INPUT FOR THIS TASK -
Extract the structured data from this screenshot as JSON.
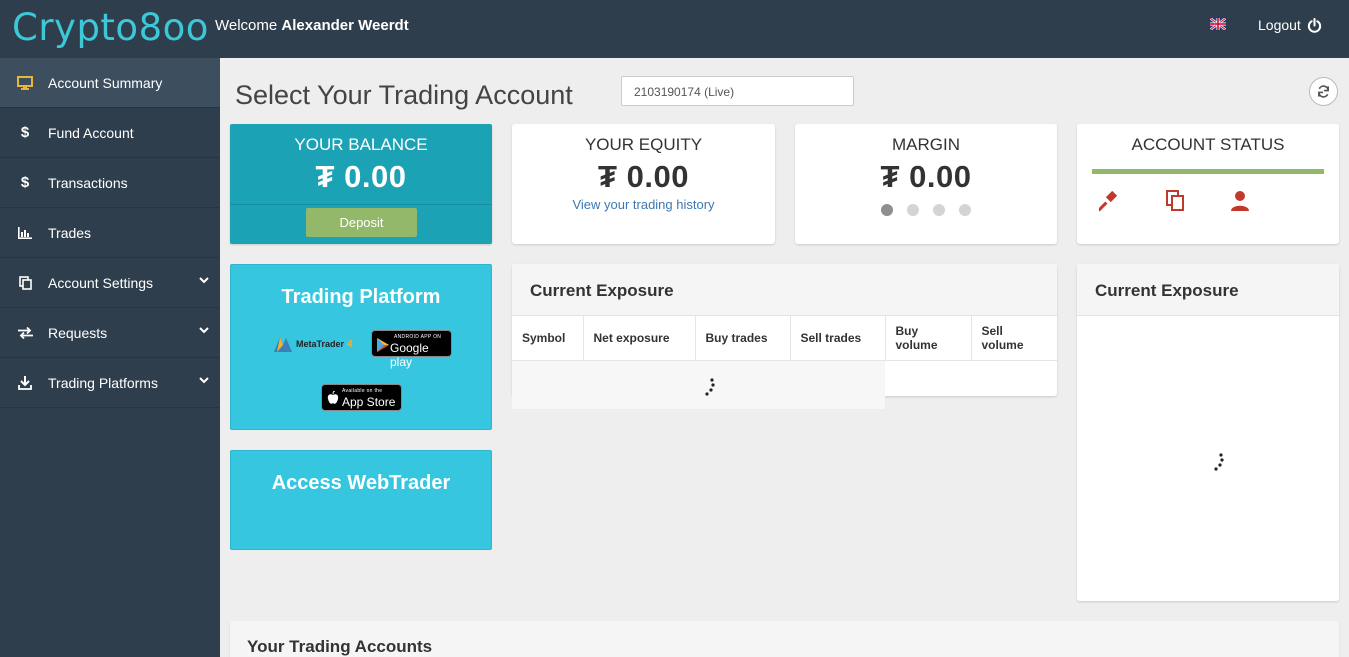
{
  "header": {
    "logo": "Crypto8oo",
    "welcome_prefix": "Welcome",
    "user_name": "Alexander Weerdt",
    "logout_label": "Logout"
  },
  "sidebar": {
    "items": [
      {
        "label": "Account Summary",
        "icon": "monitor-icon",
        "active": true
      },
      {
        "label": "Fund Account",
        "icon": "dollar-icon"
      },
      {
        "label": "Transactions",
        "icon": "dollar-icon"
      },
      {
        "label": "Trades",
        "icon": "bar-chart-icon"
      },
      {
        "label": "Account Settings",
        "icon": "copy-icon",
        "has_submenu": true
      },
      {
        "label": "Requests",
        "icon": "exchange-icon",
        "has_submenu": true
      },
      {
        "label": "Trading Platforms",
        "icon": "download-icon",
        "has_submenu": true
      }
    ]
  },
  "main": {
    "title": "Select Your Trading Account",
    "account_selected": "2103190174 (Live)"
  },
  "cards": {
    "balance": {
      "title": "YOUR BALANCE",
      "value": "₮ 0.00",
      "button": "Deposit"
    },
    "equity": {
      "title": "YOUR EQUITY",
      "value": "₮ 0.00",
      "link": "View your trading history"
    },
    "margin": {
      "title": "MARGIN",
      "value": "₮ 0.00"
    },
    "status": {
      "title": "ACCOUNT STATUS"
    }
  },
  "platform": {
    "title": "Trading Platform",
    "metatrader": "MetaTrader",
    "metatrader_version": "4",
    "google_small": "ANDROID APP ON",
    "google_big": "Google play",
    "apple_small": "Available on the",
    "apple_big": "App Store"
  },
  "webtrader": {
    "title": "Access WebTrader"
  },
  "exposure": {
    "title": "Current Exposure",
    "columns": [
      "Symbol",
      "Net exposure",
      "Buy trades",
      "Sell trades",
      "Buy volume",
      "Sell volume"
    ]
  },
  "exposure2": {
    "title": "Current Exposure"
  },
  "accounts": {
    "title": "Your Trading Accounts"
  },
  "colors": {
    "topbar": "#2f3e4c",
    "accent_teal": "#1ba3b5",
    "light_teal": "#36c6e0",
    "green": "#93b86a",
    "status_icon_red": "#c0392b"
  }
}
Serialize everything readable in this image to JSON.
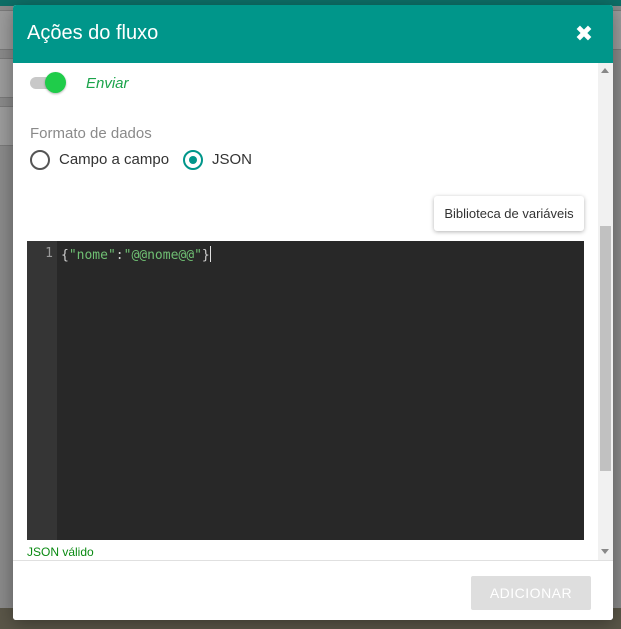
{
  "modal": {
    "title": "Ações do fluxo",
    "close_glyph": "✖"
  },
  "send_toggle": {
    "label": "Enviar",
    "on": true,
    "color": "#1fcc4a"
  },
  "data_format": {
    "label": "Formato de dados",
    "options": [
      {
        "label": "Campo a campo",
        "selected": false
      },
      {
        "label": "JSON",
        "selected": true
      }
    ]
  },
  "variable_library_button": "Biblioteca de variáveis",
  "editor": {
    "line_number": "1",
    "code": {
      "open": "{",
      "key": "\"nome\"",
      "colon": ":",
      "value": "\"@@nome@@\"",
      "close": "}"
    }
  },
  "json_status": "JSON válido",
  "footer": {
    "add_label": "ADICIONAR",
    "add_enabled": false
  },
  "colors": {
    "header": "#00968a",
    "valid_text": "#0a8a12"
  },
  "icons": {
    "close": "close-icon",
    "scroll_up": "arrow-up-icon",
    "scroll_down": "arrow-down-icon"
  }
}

OBJECTIVE - Write out each entry exactly as given, but skip the pictures.

THE SOLUTION -
Extract the structured data from this screenshot as JSON.
{
  "header": {
    "logo": "Crypto8oo",
    "welcome_prefix": "Welcome",
    "user_name": "Alexander Weerdt",
    "logout_label": "Logout"
  },
  "sidebar": {
    "items": [
      {
        "label": "Account Summary",
        "icon": "monitor-icon",
        "active": true
      },
      {
        "label": "Fund Account",
        "icon": "dollar-icon"
      },
      {
        "label": "Transactions",
        "icon": "dollar-icon"
      },
      {
        "label": "Trades",
        "icon": "bar-chart-icon"
      },
      {
        "label": "Account Settings",
        "icon": "copy-icon",
        "has_submenu": true
      },
      {
        "label": "Requests",
        "icon": "exchange-icon",
        "has_submenu": true
      },
      {
        "label": "Trading Platforms",
        "icon": "download-icon",
        "has_submenu": true
      }
    ]
  },
  "main": {
    "title": "Select Your Trading Account",
    "account_selected": "2103190174 (Live)"
  },
  "cards": {
    "balance": {
      "title": "YOUR BALANCE",
      "value": "₮ 0.00",
      "button": "Deposit"
    },
    "equity": {
      "title": "YOUR EQUITY",
      "value": "₮ 0.00",
      "link": "View your trading history"
    },
    "margin": {
      "title": "MARGIN",
      "value": "₮ 0.00"
    },
    "status": {
      "title": "ACCOUNT STATUS"
    }
  },
  "platform": {
    "title": "Trading Platform",
    "metatrader": "MetaTrader",
    "metatrader_version": "4",
    "google_small": "ANDROID APP ON",
    "google_big": "Google play",
    "apple_small": "Available on the",
    "apple_big": "App Store"
  },
  "webtrader": {
    "title": "Access WebTrader"
  },
  "exposure": {
    "title": "Current Exposure",
    "columns": [
      "Symbol",
      "Net exposure",
      "Buy trades",
      "Sell trades",
      "Buy volume",
      "Sell volume"
    ]
  },
  "exposure2": {
    "title": "Current Exposure"
  },
  "accounts": {
    "title": "Your Trading Accounts"
  },
  "colors": {
    "topbar": "#2f3e4c",
    "accent_teal": "#1ba3b5",
    "light_teal": "#36c6e0",
    "green": "#93b86a",
    "status_icon_red": "#c0392b"
  }
}
Serialize everything readable in this image to JSON.
{
  "modal": {
    "title": "Ações do fluxo",
    "close_glyph": "✖"
  },
  "send_toggle": {
    "label": "Enviar",
    "on": true,
    "color": "#1fcc4a"
  },
  "data_format": {
    "label": "Formato de dados",
    "options": [
      {
        "label": "Campo a campo",
        "selected": false
      },
      {
        "label": "JSON",
        "selected": true
      }
    ]
  },
  "variable_library_button": "Biblioteca de variáveis",
  "editor": {
    "line_number": "1",
    "code": {
      "open": "{",
      "key": "\"nome\"",
      "colon": ":",
      "value": "\"@@nome@@\"",
      "close": "}"
    }
  },
  "json_status": "JSON válido",
  "footer": {
    "add_label": "ADICIONAR",
    "add_enabled": false
  },
  "colors": {
    "header": "#00968a",
    "valid_text": "#0a8a12"
  },
  "icons": {
    "close": "close-icon",
    "scroll_up": "arrow-up-icon",
    "scroll_down": "arrow-down-icon"
  }
}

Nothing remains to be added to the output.